Begin Extracted material

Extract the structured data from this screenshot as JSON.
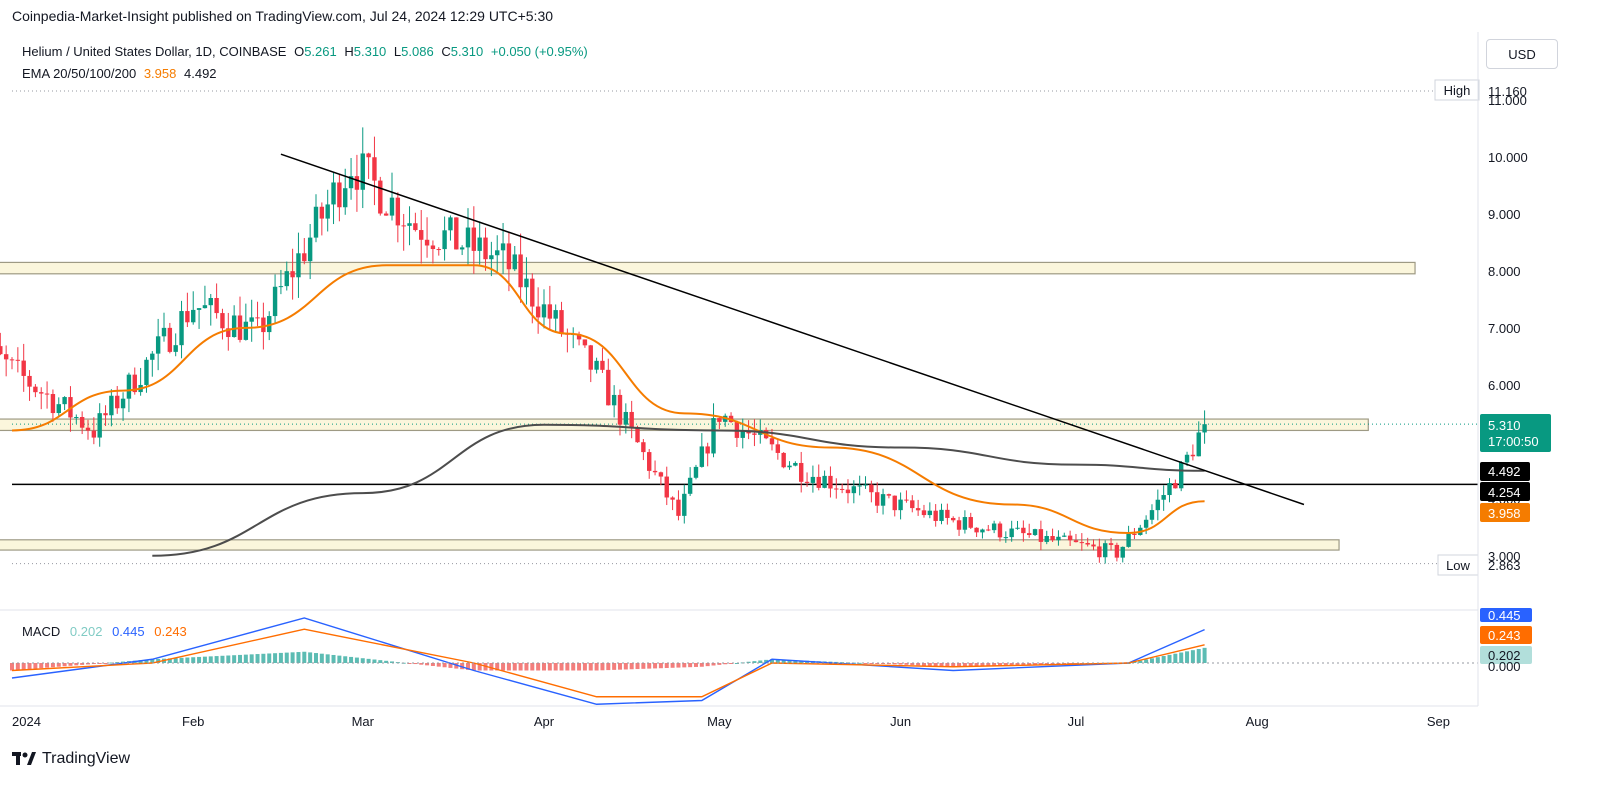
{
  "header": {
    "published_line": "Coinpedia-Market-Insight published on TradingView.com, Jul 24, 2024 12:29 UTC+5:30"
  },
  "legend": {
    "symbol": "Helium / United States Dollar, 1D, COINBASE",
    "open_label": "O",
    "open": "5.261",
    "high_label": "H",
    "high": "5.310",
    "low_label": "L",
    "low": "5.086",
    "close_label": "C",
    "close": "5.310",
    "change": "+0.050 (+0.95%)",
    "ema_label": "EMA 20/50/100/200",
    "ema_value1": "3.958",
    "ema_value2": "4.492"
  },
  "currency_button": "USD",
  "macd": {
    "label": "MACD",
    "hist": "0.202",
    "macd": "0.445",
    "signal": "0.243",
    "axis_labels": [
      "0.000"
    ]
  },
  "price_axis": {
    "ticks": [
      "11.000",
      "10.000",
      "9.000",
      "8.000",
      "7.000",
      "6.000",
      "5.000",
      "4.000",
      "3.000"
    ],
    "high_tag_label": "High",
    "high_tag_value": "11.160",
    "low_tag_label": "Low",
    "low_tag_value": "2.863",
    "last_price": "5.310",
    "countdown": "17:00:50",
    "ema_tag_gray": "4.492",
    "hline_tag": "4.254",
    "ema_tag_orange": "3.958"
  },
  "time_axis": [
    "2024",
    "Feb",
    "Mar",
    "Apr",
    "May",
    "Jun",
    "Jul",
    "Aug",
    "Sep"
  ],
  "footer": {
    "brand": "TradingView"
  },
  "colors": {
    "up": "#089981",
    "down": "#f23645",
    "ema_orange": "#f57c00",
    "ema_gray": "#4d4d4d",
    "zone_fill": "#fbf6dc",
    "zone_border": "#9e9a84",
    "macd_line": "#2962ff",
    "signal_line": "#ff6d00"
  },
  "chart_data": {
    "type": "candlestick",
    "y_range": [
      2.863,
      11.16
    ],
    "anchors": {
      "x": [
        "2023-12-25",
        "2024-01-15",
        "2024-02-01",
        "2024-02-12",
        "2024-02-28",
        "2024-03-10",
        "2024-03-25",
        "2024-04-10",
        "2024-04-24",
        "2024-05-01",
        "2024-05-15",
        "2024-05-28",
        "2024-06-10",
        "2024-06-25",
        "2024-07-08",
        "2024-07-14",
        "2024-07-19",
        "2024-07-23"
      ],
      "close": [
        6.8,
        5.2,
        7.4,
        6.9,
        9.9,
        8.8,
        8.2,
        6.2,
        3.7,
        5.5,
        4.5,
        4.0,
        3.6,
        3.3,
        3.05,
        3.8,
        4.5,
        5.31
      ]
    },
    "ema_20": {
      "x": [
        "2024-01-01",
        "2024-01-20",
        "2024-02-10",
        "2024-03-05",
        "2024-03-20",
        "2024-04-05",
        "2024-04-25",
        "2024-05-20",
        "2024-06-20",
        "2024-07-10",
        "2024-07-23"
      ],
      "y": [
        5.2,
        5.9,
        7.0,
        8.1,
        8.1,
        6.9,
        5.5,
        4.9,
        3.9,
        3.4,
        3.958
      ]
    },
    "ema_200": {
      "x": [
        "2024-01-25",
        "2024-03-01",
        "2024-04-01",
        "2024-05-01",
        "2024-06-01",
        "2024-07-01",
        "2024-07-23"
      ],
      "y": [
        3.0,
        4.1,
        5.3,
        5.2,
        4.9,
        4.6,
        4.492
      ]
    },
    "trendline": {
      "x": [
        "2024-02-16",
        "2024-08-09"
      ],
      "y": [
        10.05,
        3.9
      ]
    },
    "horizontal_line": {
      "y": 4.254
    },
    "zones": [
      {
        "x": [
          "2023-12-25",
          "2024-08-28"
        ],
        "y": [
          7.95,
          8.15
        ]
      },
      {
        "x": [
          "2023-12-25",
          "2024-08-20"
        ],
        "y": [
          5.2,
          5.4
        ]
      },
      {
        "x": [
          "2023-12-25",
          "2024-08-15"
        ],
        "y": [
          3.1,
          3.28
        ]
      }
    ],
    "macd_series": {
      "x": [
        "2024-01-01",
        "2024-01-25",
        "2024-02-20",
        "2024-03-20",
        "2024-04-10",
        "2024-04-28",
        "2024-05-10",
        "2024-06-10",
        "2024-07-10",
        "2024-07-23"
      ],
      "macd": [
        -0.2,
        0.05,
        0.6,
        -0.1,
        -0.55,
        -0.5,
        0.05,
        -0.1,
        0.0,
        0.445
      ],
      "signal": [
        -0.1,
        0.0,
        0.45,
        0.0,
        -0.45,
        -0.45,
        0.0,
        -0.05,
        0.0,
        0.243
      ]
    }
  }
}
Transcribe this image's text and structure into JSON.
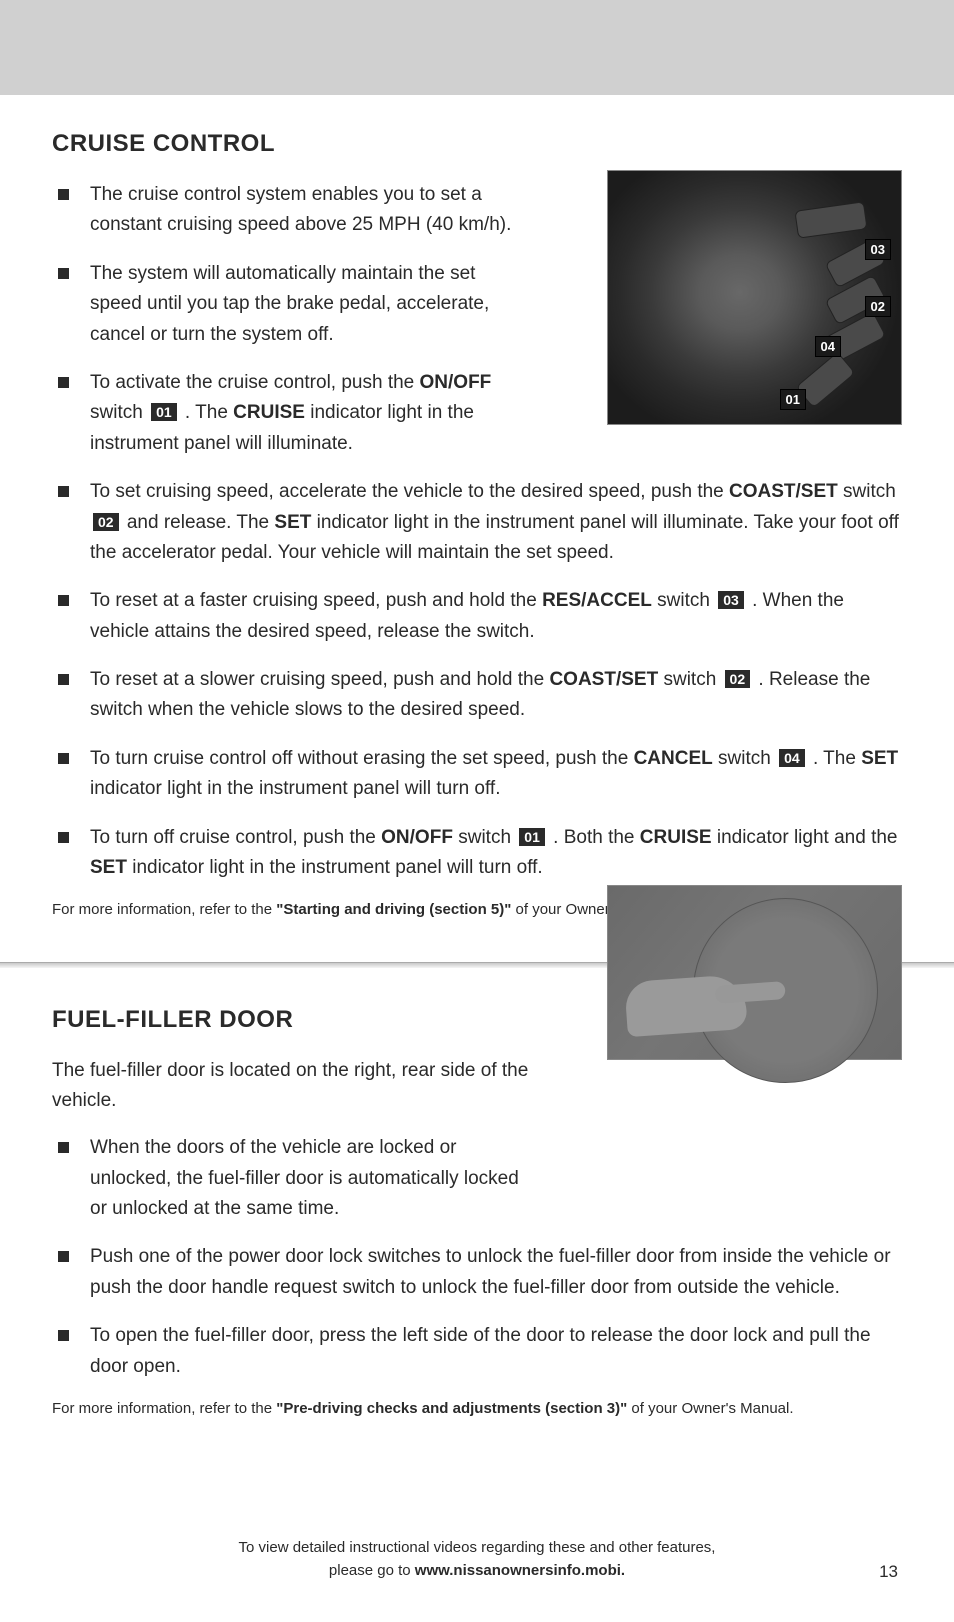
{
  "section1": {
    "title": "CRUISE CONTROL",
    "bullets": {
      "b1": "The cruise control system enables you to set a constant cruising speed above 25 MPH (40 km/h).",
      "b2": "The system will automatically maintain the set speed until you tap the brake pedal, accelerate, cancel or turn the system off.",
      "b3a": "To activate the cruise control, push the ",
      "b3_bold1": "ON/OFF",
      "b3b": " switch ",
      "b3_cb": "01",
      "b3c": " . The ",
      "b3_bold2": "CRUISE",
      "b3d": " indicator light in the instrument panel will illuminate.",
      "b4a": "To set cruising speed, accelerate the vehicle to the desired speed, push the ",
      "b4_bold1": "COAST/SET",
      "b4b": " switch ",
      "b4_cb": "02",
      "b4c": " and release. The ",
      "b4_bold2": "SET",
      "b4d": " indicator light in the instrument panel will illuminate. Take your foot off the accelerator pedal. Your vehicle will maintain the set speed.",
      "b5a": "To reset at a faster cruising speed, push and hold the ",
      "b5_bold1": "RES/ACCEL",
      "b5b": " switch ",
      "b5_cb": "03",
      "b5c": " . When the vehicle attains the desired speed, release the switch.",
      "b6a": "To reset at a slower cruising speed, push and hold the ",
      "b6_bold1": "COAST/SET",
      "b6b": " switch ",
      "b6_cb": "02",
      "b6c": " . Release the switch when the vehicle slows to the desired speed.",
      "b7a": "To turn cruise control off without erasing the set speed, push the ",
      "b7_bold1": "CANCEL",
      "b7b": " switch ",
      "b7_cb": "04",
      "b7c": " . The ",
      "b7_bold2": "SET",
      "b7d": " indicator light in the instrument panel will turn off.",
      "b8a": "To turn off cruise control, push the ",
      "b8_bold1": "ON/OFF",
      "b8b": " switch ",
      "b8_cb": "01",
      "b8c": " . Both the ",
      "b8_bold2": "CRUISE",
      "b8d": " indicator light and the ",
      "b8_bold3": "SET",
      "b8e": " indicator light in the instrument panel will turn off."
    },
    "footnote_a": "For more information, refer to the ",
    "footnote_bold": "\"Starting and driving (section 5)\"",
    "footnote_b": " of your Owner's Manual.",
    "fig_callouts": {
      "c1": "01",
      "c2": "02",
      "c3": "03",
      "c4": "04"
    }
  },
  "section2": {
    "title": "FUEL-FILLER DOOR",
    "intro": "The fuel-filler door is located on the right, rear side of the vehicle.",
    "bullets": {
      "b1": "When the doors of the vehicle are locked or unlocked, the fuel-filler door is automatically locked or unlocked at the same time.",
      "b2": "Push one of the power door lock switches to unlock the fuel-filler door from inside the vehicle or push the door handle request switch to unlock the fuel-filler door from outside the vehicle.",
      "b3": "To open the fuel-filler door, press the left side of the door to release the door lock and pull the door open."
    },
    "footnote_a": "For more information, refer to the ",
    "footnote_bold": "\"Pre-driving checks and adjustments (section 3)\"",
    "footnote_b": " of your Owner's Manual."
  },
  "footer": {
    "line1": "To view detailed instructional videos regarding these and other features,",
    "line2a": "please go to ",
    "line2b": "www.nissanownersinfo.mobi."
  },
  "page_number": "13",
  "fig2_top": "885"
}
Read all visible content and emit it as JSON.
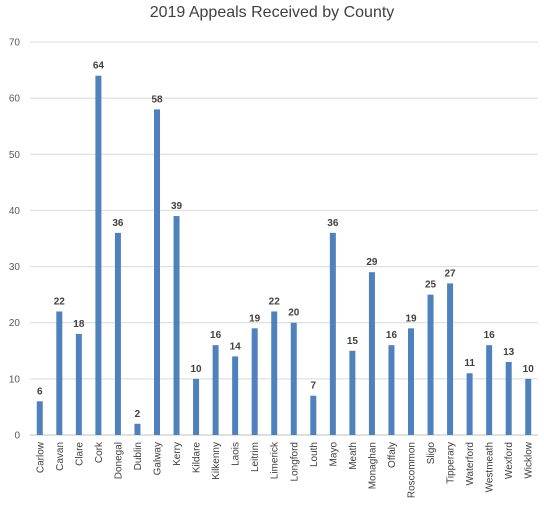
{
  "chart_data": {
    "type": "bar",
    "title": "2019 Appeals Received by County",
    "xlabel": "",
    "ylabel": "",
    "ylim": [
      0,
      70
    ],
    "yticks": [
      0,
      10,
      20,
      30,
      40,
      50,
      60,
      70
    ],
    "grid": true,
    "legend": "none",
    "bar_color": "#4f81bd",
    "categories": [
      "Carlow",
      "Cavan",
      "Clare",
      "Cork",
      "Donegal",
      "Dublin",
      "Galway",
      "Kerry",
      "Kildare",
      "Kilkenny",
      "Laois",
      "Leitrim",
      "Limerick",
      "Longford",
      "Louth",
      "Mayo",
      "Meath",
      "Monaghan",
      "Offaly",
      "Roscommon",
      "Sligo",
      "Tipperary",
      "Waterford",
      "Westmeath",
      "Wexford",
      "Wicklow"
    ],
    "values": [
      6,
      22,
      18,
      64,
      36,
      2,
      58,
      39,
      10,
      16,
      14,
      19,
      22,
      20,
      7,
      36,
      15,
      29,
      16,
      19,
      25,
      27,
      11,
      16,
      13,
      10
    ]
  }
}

End Extracted material

### Short problem
List all lines where "system" occurs.

### Worked solution
      "b1": "The cruise control system enables you to set a constant cruising speed above 25 MPH (40 km/h).",
      "b2": "The system will automatically maintain the set speed until you tap the brake pedal, accelerate, cancel or turn the system off.",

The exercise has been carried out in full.